-------- Task material

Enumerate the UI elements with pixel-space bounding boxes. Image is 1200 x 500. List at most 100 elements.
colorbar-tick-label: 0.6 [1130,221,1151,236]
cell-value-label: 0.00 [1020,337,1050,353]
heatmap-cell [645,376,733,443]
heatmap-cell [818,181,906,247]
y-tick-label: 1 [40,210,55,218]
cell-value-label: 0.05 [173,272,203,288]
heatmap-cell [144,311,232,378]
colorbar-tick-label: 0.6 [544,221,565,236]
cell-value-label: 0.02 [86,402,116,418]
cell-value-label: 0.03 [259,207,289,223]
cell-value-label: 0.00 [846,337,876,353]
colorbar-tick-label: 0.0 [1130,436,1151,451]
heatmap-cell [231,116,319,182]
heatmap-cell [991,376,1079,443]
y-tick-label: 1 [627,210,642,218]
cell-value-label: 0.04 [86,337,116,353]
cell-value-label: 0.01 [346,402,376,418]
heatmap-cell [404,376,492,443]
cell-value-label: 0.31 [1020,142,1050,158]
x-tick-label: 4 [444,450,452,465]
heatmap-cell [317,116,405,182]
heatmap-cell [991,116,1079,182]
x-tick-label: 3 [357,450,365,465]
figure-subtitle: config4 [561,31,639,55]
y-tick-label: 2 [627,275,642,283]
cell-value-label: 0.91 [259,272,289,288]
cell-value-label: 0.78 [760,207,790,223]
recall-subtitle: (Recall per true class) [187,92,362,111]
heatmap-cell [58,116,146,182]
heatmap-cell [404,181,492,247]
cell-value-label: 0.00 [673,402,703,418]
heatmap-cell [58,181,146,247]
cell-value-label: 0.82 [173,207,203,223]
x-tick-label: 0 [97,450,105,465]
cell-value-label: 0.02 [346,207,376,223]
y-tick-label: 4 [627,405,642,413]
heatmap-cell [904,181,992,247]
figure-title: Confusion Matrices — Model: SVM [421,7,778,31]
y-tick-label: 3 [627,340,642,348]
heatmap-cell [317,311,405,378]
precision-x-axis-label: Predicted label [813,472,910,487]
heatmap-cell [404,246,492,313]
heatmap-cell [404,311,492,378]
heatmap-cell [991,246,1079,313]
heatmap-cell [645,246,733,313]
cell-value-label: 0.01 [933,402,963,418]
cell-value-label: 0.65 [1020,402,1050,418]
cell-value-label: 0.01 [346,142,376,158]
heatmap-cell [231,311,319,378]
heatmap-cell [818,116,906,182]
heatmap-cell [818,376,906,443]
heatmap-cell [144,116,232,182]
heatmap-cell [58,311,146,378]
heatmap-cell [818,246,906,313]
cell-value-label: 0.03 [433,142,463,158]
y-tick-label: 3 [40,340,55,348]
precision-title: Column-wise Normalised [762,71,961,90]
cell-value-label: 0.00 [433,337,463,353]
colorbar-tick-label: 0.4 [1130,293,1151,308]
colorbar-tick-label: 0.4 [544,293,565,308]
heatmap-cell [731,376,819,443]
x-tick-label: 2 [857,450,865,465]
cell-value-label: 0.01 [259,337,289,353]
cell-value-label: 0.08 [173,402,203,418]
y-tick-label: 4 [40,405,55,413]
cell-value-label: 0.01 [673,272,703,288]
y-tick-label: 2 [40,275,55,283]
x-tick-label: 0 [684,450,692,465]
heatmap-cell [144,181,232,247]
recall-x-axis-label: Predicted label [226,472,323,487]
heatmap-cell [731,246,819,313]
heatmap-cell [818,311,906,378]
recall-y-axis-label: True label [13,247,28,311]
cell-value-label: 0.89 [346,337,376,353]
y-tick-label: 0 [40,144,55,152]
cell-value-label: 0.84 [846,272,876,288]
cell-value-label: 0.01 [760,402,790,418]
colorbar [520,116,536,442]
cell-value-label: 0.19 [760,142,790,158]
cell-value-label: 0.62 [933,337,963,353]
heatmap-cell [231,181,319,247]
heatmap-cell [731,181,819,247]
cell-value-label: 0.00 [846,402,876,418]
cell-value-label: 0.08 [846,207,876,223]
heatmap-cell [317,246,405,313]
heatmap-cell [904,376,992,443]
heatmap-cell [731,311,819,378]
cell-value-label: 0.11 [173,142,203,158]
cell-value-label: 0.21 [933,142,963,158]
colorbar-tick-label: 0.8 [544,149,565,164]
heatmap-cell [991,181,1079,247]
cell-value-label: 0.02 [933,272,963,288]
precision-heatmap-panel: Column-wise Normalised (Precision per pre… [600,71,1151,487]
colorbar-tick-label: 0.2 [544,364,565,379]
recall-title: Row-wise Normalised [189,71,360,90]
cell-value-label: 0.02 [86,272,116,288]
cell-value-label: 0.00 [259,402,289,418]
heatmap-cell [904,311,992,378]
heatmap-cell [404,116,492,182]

----------------
-------- Task material

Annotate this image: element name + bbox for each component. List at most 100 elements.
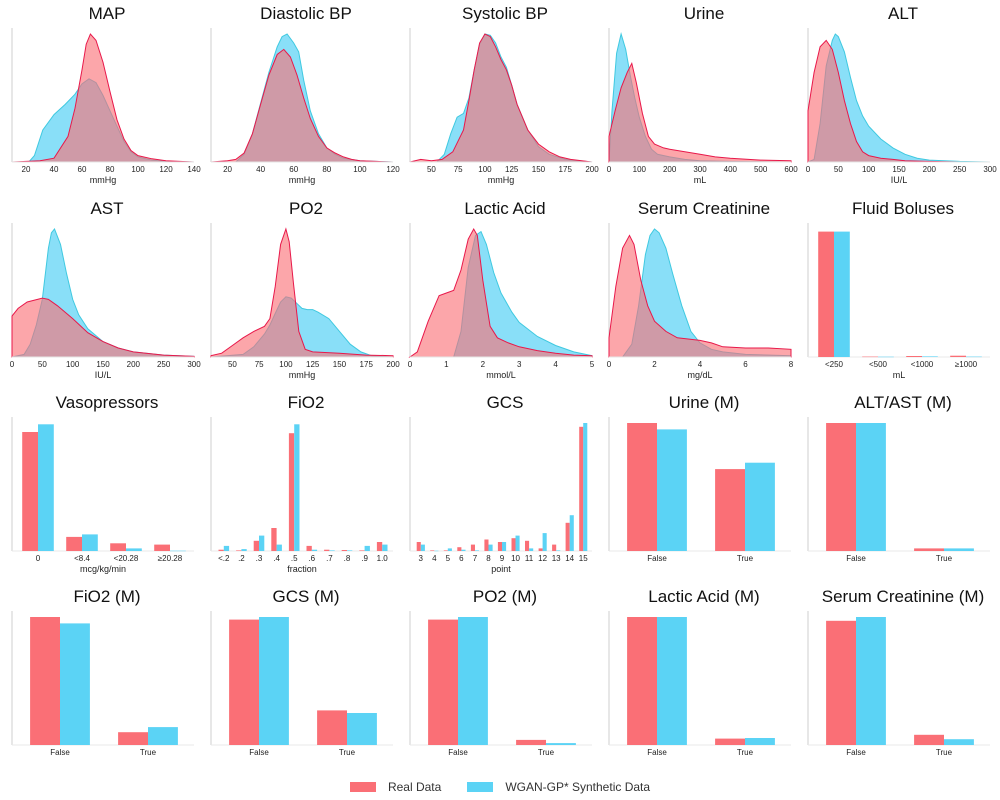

----------------

» Instructions to follow
Rewrite the listing from the line with "Enumerate the UI" to the line with "cell-value-label: 0.78 [760,207,790,223]", replacing "heatmap-cell" with "matrix-cell" and leaving everything else unchanged.

» Task output
Enumerate the UI elements with pixel-space bounding boxes. Image is 1200 x 500. List at most 100 elements.
colorbar-tick-label: 0.6 [1130,221,1151,236]
cell-value-label: 0.00 [1020,337,1050,353]
matrix-cell [645,376,733,443]
matrix-cell [818,181,906,247]
y-tick-label: 1 [40,210,55,218]
cell-value-label: 0.05 [173,272,203,288]
matrix-cell [144,311,232,378]
colorbar-tick-label: 0.6 [544,221,565,236]
cell-value-label: 0.02 [86,402,116,418]
cell-value-label: 0.03 [259,207,289,223]
cell-value-label: 0.00 [846,337,876,353]
colorbar-tick-label: 0.0 [1130,436,1151,451]
matrix-cell [231,116,319,182]
matrix-cell [991,376,1079,443]
y-tick-label: 1 [627,210,642,218]
cell-value-label: 0.04 [86,337,116,353]
cell-value-label: 0.01 [346,402,376,418]
matrix-cell [404,376,492,443]
cell-value-label: 0.31 [1020,142,1050,158]
x-tick-label: 4 [444,450,452,465]
matrix-cell [317,116,405,182]
matrix-cell [991,116,1079,182]
x-tick-label: 3 [357,450,365,465]
figure-subtitle: config4 [561,31,639,55]
y-tick-label: 2 [627,275,642,283]
cell-value-label: 0.91 [259,272,289,288]
cell-value-label: 0.78 [760,207,790,223]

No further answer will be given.